> _WHAT IS REQUIRED_: Take every line where the string "JSON" appears and copy it.

Stored records
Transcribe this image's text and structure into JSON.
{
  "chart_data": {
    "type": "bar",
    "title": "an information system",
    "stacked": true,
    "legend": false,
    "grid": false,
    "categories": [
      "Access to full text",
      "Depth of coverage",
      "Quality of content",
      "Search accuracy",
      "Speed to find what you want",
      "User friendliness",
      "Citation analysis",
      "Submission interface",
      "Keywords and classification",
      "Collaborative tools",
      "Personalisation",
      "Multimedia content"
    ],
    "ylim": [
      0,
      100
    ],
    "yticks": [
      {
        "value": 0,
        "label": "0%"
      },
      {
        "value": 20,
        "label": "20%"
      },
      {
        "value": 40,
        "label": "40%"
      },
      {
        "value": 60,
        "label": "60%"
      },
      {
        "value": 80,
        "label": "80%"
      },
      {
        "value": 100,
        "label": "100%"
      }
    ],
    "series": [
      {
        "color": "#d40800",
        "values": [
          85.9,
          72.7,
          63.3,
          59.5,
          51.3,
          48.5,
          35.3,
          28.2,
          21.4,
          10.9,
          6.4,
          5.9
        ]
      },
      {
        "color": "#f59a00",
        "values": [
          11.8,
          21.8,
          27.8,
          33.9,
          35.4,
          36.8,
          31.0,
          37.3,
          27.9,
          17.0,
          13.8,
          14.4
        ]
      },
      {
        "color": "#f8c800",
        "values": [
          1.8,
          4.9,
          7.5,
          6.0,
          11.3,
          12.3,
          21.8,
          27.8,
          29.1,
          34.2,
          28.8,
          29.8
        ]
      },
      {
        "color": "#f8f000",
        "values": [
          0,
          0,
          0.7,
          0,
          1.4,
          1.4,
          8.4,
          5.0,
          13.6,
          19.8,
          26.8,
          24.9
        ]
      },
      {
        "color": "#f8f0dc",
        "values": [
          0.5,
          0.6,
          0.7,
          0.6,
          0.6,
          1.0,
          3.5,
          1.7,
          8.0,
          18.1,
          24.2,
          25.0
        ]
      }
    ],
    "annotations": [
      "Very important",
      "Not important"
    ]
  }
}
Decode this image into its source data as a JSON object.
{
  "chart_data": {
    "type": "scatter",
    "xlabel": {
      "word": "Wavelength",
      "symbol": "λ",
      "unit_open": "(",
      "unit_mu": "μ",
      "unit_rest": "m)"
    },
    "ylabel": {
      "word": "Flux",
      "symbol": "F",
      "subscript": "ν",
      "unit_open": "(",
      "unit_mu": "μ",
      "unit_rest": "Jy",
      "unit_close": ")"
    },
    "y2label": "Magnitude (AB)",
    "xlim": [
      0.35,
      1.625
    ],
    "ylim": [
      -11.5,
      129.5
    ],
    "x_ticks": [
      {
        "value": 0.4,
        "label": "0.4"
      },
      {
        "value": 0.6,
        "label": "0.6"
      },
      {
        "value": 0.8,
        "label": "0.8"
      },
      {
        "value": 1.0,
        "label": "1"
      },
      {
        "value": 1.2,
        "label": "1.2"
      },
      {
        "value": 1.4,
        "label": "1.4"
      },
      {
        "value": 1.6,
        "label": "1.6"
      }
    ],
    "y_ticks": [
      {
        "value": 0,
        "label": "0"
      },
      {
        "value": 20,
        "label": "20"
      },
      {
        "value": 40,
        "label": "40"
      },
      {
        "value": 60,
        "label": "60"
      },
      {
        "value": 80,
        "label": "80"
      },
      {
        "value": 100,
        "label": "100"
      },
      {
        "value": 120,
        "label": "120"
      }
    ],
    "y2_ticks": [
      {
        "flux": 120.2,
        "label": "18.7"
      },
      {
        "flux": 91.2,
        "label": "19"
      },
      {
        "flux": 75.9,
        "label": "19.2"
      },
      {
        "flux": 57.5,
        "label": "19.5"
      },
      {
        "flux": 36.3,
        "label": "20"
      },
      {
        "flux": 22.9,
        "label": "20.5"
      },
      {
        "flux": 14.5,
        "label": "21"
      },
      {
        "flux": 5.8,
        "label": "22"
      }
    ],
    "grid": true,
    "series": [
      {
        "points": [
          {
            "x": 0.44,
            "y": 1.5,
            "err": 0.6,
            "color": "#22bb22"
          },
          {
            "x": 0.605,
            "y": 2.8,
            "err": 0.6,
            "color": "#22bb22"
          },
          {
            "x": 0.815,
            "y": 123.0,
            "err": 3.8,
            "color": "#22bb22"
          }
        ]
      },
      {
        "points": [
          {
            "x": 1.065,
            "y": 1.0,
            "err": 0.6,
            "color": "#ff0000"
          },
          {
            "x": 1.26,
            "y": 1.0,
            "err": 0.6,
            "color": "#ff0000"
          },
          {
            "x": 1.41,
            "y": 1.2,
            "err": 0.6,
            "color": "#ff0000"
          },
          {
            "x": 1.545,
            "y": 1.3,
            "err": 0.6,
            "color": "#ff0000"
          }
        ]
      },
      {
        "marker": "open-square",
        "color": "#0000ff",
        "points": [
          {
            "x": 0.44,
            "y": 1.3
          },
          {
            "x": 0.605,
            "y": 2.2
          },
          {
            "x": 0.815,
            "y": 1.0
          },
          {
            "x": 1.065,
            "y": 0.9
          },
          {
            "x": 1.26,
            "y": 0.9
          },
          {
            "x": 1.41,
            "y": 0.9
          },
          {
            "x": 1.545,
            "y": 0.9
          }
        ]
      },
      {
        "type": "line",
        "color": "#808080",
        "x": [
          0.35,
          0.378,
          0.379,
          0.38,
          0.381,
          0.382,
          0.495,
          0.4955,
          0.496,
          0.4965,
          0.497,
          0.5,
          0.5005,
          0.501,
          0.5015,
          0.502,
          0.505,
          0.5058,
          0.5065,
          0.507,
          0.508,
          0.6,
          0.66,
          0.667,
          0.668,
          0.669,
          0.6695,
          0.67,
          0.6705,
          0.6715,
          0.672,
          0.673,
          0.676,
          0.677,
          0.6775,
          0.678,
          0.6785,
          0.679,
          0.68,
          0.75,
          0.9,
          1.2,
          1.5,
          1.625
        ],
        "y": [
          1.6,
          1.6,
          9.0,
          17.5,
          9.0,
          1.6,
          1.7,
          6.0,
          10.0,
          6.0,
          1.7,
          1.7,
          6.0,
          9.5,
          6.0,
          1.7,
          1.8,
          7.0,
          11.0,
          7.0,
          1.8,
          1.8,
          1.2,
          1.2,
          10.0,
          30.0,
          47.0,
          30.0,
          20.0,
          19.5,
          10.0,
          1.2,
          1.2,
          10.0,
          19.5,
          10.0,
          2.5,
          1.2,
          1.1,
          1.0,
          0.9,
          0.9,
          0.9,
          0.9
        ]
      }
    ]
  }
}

> _ANSWER TO THIS TASK_:
Transcribe this image's text and structure into JSON.
Decode this image into its source data as a JSON object.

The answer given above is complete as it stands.